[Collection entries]
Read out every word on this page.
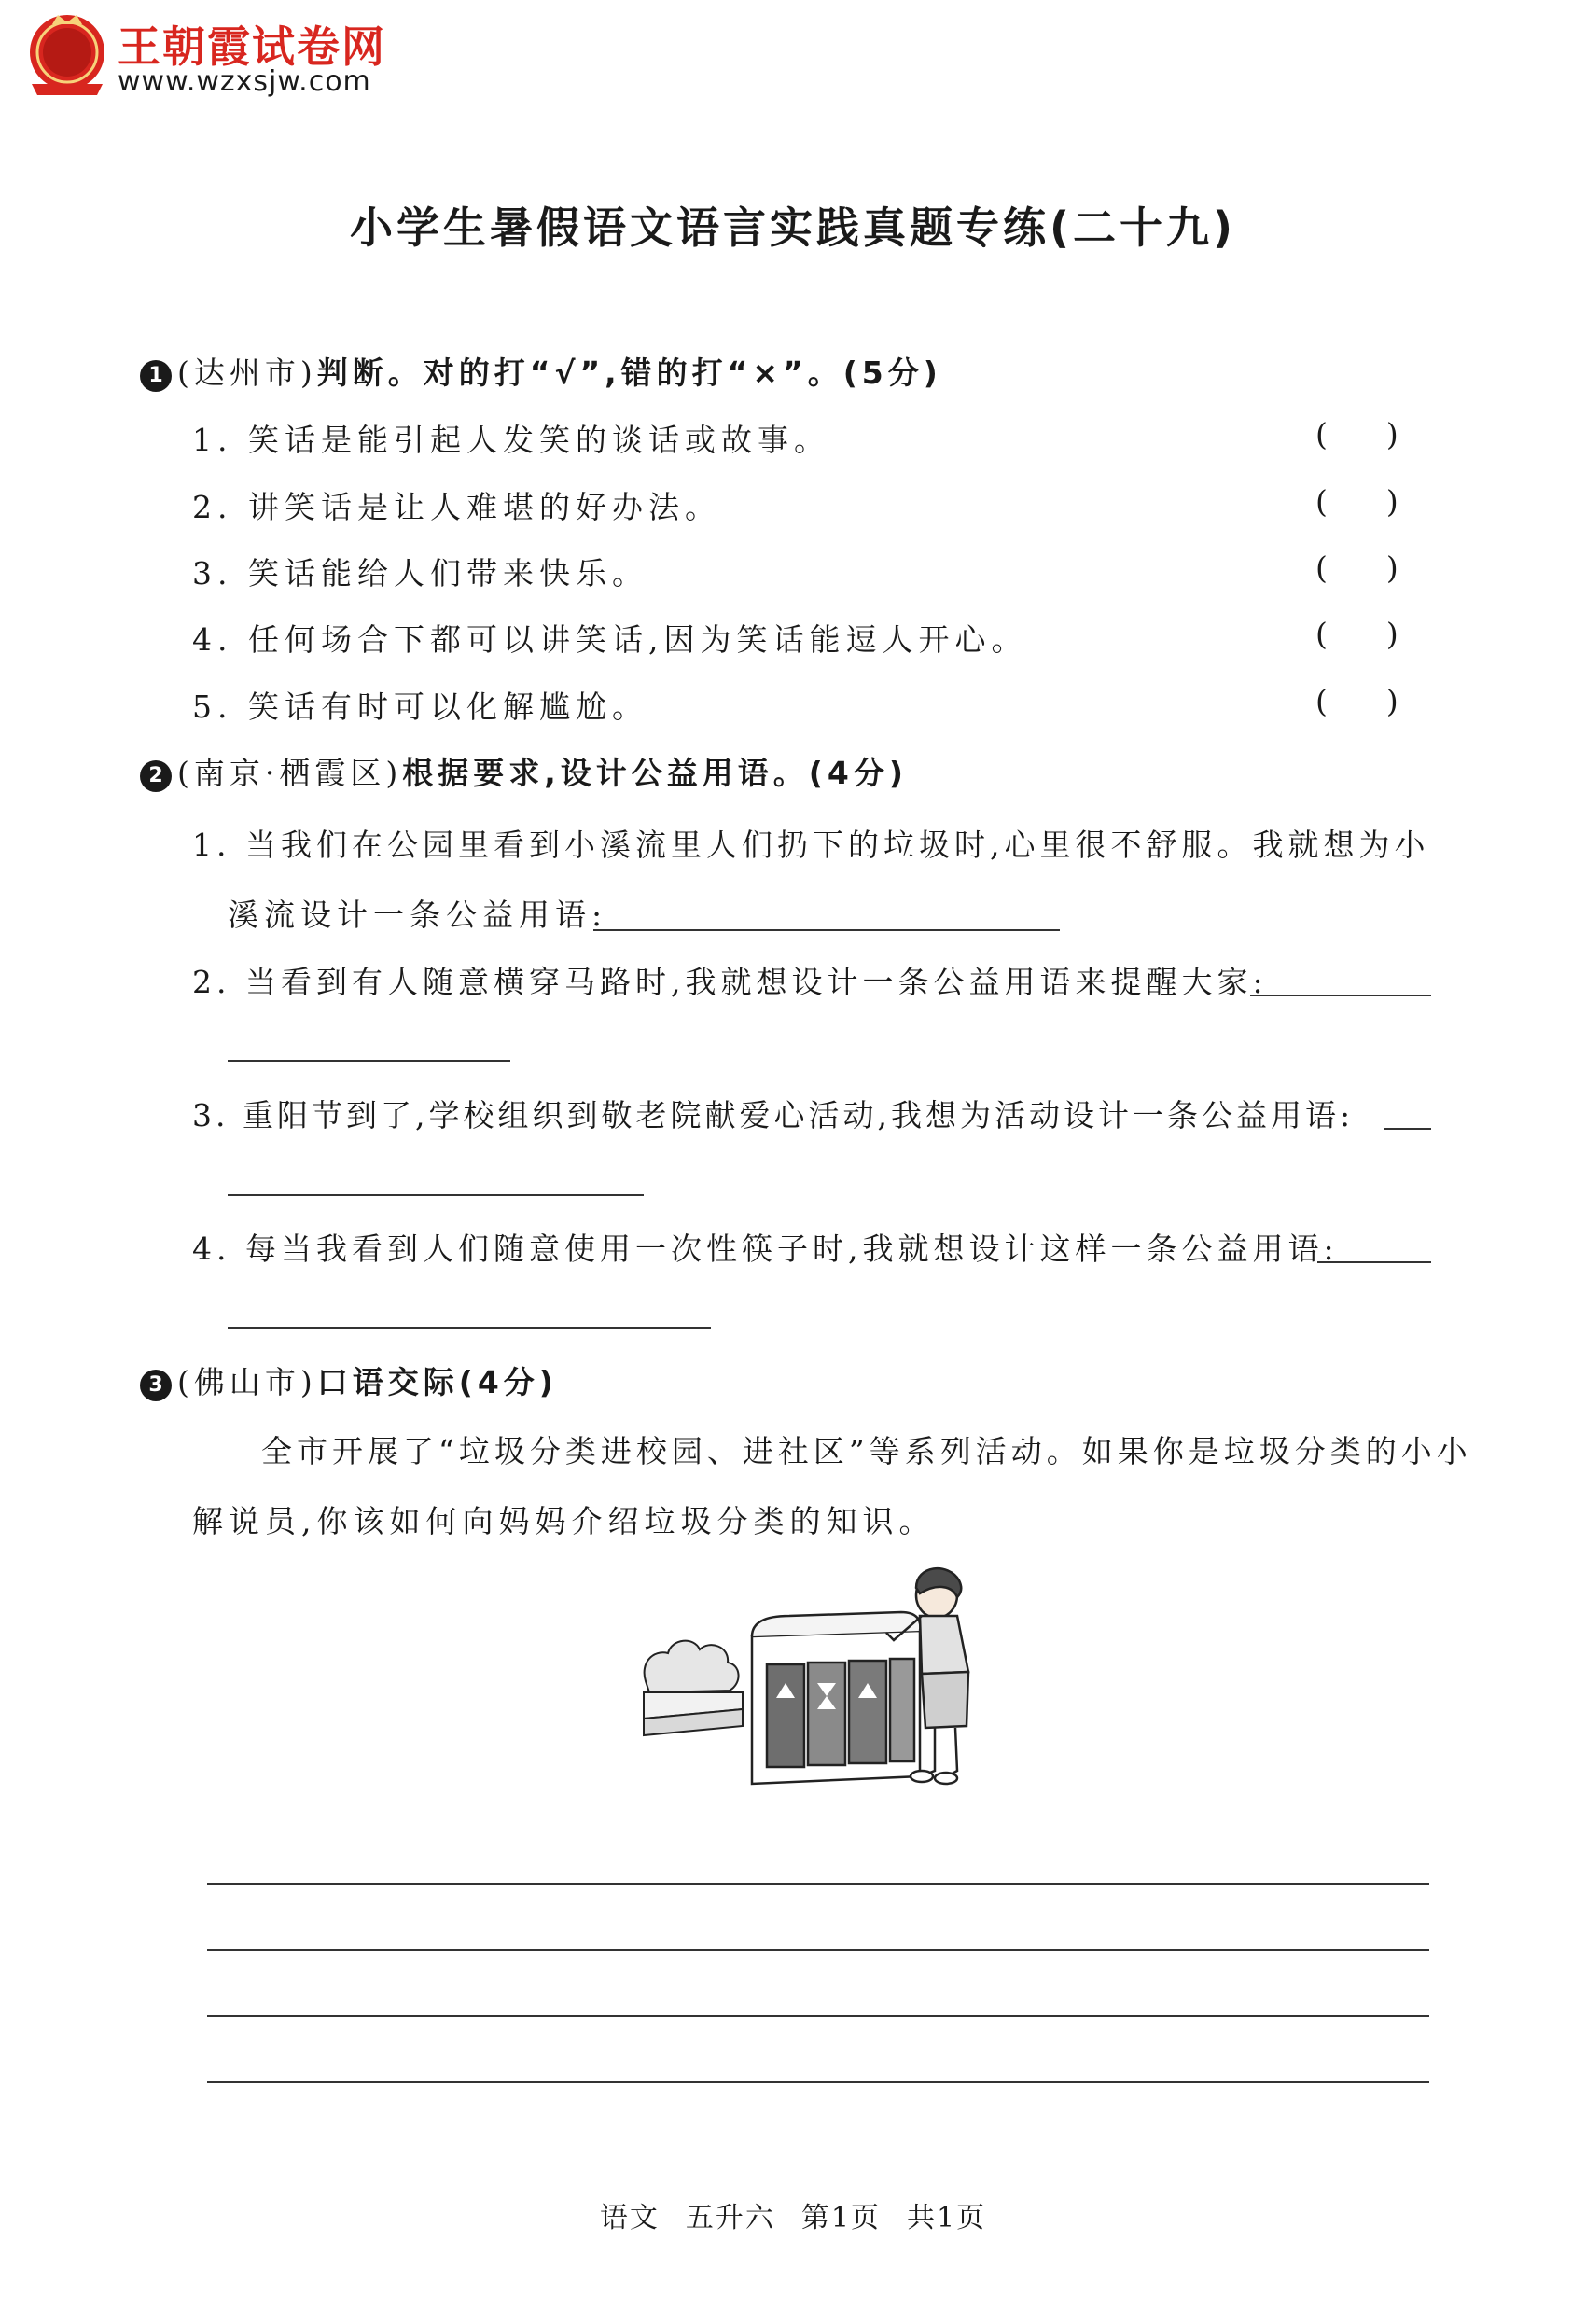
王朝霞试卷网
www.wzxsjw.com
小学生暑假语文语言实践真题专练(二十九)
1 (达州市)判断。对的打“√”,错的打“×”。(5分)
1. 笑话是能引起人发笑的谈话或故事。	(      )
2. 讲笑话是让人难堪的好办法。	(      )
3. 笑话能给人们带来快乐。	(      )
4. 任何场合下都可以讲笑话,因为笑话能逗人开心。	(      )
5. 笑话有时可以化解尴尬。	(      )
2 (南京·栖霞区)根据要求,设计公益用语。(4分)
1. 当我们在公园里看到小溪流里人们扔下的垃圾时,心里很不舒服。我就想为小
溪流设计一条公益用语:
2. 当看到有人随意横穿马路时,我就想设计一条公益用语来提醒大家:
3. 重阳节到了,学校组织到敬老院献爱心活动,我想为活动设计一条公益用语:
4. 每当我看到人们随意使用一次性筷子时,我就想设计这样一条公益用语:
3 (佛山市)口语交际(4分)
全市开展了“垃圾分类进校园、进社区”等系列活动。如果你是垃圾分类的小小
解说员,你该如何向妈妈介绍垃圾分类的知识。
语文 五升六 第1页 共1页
==
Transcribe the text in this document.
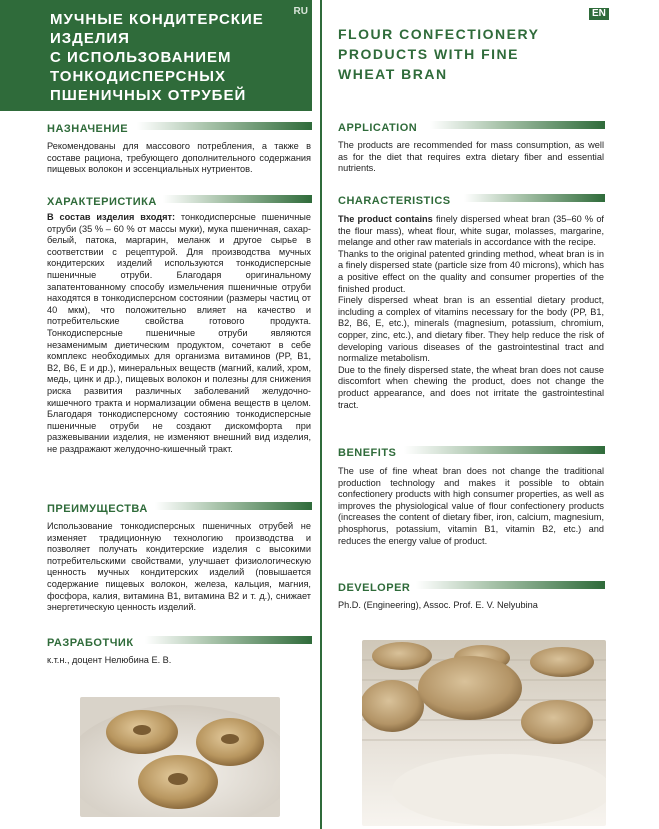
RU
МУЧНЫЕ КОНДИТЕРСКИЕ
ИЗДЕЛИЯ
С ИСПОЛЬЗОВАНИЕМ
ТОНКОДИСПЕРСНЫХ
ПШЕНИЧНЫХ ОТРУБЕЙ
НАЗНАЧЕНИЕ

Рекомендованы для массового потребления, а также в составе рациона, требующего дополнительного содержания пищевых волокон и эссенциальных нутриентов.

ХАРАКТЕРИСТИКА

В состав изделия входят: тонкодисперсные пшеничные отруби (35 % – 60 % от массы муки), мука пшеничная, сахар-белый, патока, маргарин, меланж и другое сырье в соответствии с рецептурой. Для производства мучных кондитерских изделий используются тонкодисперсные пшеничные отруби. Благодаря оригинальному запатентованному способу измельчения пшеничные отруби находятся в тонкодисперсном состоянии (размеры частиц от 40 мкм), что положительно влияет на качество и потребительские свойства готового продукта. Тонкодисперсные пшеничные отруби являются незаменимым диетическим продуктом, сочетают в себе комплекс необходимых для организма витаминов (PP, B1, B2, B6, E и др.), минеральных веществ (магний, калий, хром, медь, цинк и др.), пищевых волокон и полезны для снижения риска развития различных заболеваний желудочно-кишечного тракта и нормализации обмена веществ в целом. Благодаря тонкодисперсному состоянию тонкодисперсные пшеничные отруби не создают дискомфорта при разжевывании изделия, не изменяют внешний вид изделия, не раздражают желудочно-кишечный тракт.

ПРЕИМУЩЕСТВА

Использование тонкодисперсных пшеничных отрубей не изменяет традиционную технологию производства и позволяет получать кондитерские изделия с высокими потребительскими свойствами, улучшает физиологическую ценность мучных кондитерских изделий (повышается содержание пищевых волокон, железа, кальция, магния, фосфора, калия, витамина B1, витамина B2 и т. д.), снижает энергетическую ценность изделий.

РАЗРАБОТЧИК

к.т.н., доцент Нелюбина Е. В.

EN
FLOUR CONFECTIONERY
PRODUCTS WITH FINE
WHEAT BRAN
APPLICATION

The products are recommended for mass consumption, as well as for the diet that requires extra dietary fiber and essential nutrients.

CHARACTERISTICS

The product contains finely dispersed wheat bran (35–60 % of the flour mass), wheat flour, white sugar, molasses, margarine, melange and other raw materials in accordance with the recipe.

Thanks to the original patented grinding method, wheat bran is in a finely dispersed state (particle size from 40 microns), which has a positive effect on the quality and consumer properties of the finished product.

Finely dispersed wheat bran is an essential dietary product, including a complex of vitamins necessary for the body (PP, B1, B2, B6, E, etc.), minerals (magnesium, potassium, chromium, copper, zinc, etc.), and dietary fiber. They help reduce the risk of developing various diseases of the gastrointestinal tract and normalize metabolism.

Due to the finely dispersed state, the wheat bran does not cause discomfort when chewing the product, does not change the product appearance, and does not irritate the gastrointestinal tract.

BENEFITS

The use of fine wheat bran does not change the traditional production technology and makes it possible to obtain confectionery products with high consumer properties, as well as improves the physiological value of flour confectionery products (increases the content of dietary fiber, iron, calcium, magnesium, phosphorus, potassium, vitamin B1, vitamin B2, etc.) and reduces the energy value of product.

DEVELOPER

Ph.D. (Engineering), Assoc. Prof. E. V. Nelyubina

Problem to solve:
What number of lines in the records contain the word "well"? Answer with that number alone.

Task result:
2